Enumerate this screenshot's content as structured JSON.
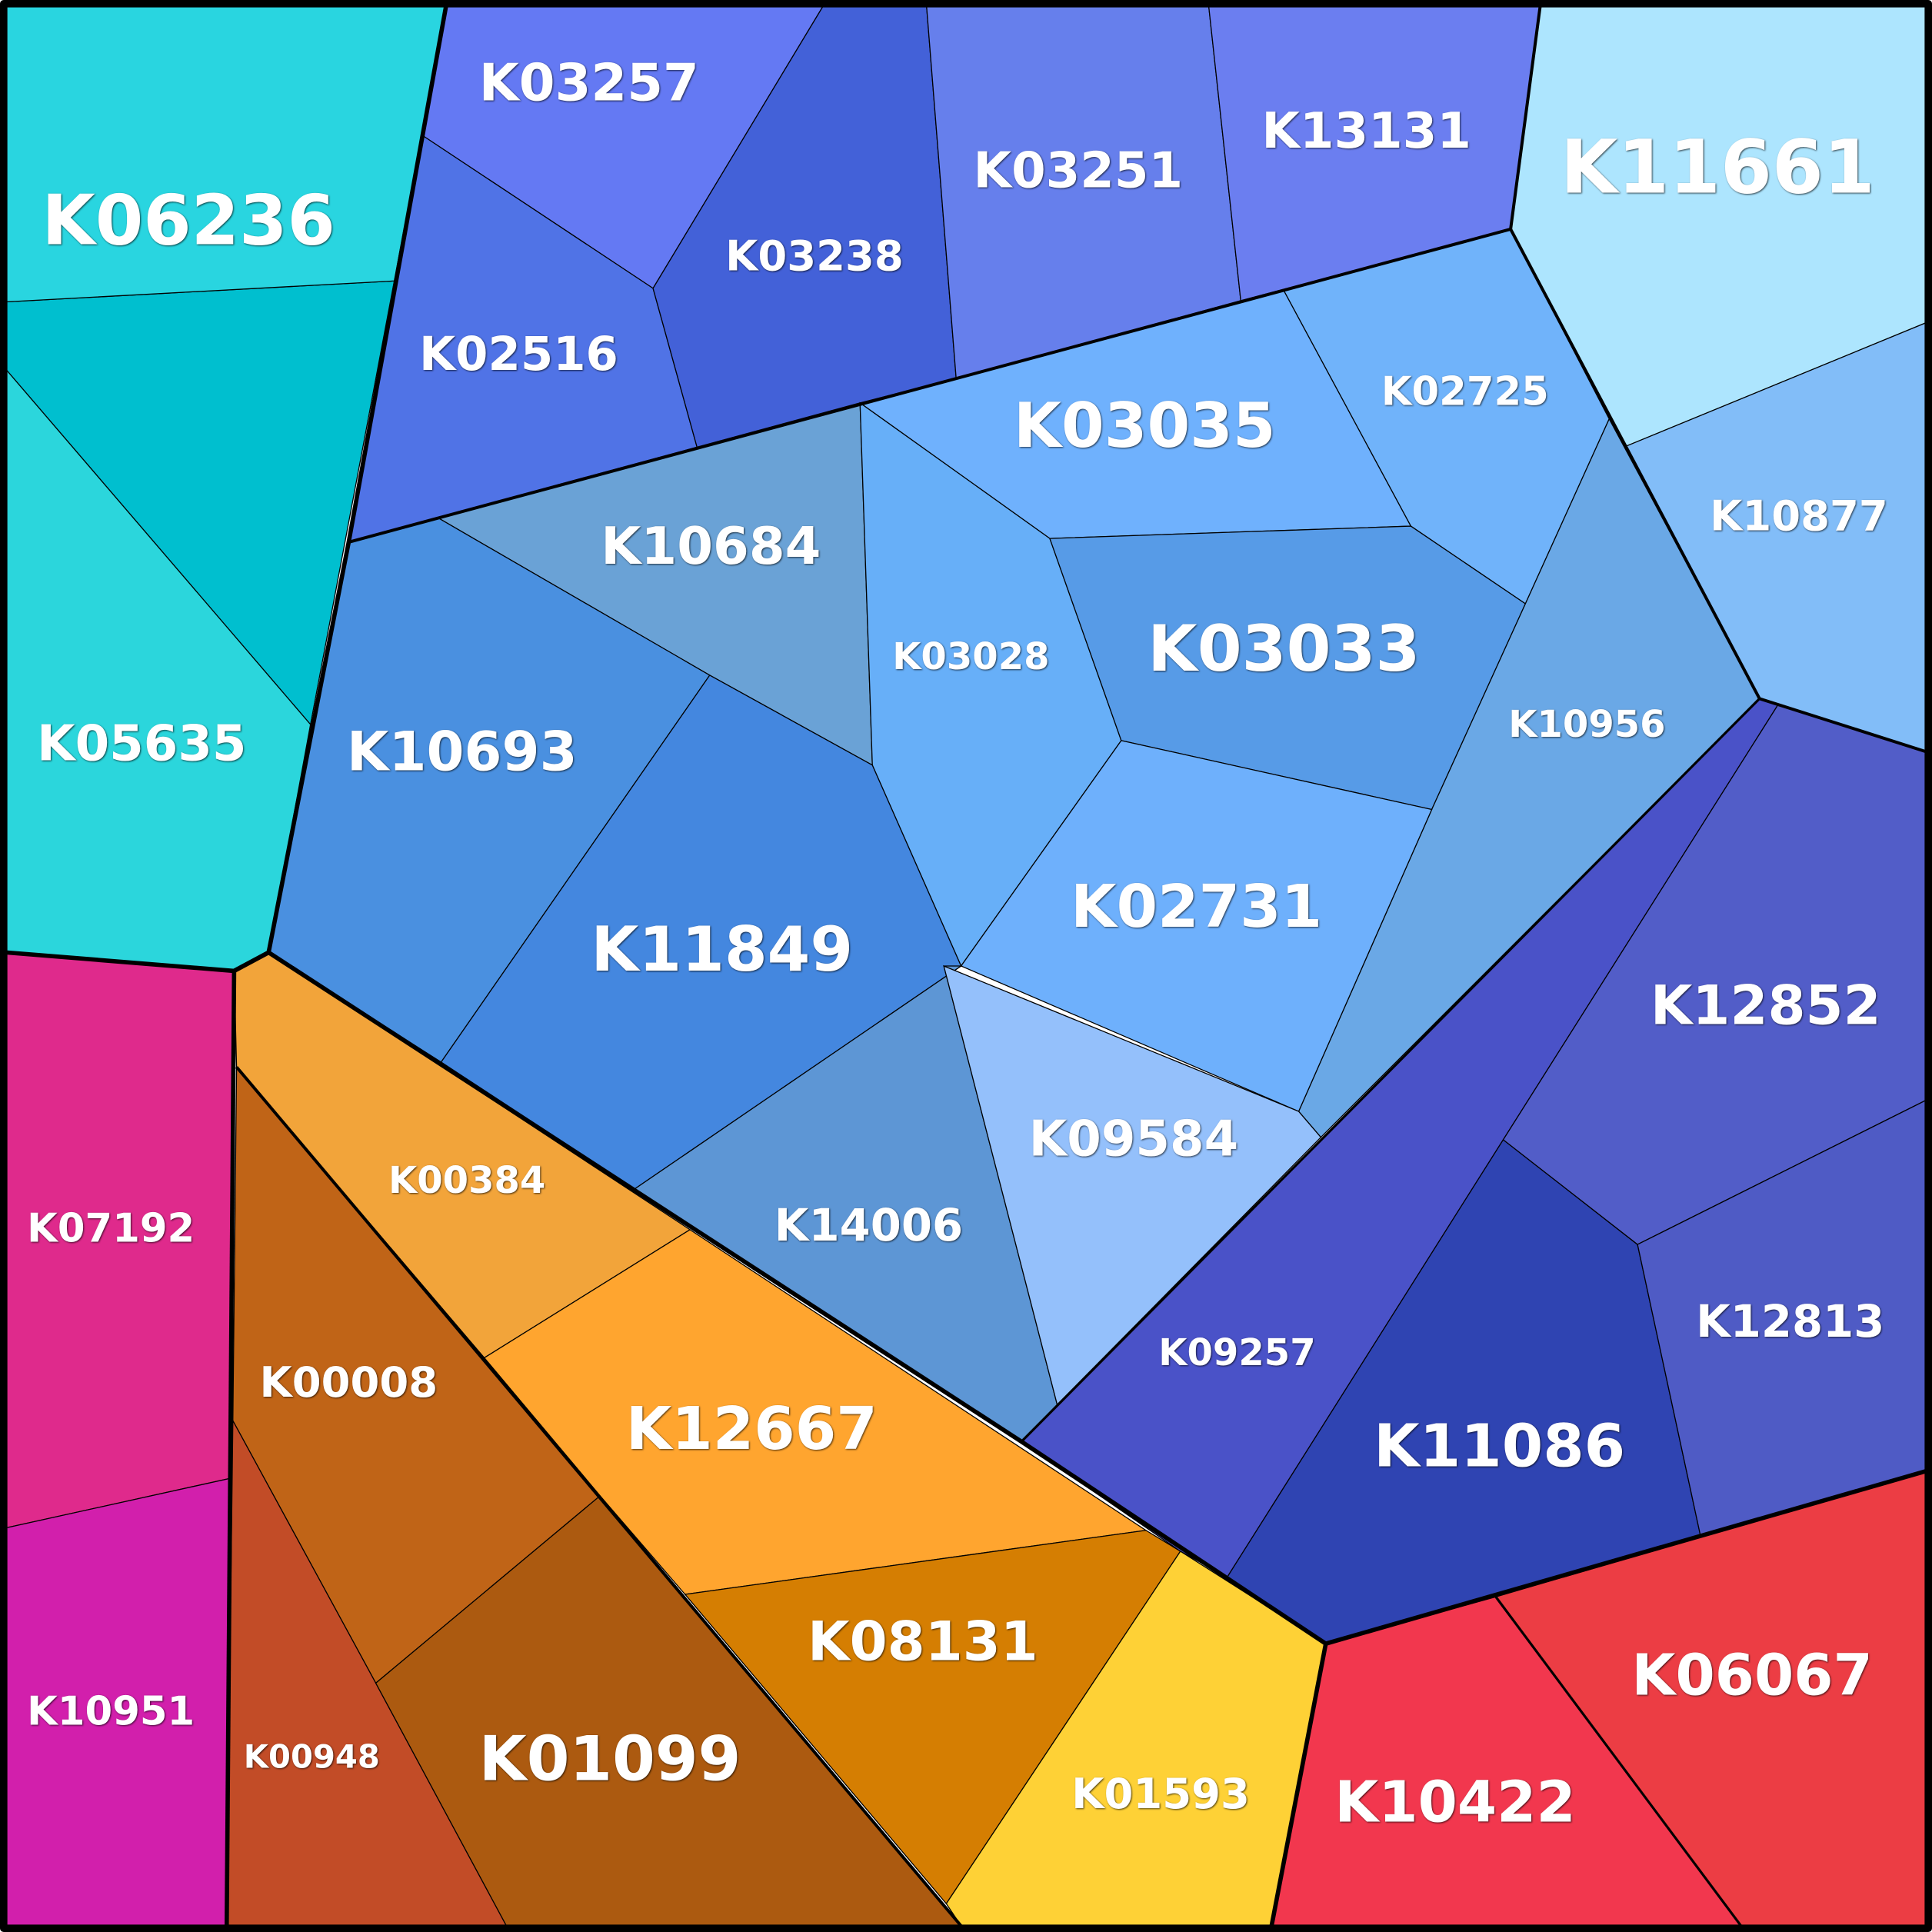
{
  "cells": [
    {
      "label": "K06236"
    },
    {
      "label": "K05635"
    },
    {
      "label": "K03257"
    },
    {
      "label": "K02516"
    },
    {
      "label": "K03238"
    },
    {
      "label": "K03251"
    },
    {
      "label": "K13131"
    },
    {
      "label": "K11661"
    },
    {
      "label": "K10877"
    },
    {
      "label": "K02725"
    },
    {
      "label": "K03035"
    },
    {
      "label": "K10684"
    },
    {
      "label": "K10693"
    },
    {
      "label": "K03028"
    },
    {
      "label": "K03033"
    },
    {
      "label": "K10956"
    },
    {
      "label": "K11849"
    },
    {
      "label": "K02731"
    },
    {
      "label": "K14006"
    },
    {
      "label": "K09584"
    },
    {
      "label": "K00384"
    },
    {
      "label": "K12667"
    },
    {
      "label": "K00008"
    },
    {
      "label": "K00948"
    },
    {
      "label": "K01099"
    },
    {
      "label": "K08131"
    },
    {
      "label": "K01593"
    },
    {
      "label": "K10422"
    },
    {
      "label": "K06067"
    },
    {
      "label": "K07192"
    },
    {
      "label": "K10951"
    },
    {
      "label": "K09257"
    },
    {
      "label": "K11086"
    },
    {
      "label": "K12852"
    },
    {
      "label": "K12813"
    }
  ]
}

===

■ **SET TASK**: Write the listing out a second time exactly, dropping all images.

■ **WRITTEN RESPONSE**:
Enumerate this screenshot's content as structured JSON.
{
  "cells": [
    {
      "label": "K06236"
    },
    {
      "label": "K05635"
    },
    {
      "label": "K03257"
    },
    {
      "label": "K02516"
    },
    {
      "label": "K03238"
    },
    {
      "label": "K03251"
    },
    {
      "label": "K13131"
    },
    {
      "label": "K11661"
    },
    {
      "label": "K10877"
    },
    {
      "label": "K02725"
    },
    {
      "label": "K03035"
    },
    {
      "label": "K10684"
    },
    {
      "label": "K10693"
    },
    {
      "label": "K03028"
    },
    {
      "label": "K03033"
    },
    {
      "label": "K10956"
    },
    {
      "label": "K11849"
    },
    {
      "label": "K02731"
    },
    {
      "label": "K14006"
    },
    {
      "label": "K09584"
    },
    {
      "label": "K00384"
    },
    {
      "label": "K12667"
    },
    {
      "label": "K00008"
    },
    {
      "label": "K00948"
    },
    {
      "label": "K01099"
    },
    {
      "label": "K08131"
    },
    {
      "label": "K01593"
    },
    {
      "label": "K10422"
    },
    {
      "label": "K06067"
    },
    {
      "label": "K07192"
    },
    {
      "label": "K10951"
    },
    {
      "label": "K09257"
    },
    {
      "label": "K11086"
    },
    {
      "label": "K12852"
    },
    {
      "label": "K12813"
    }
  ]
}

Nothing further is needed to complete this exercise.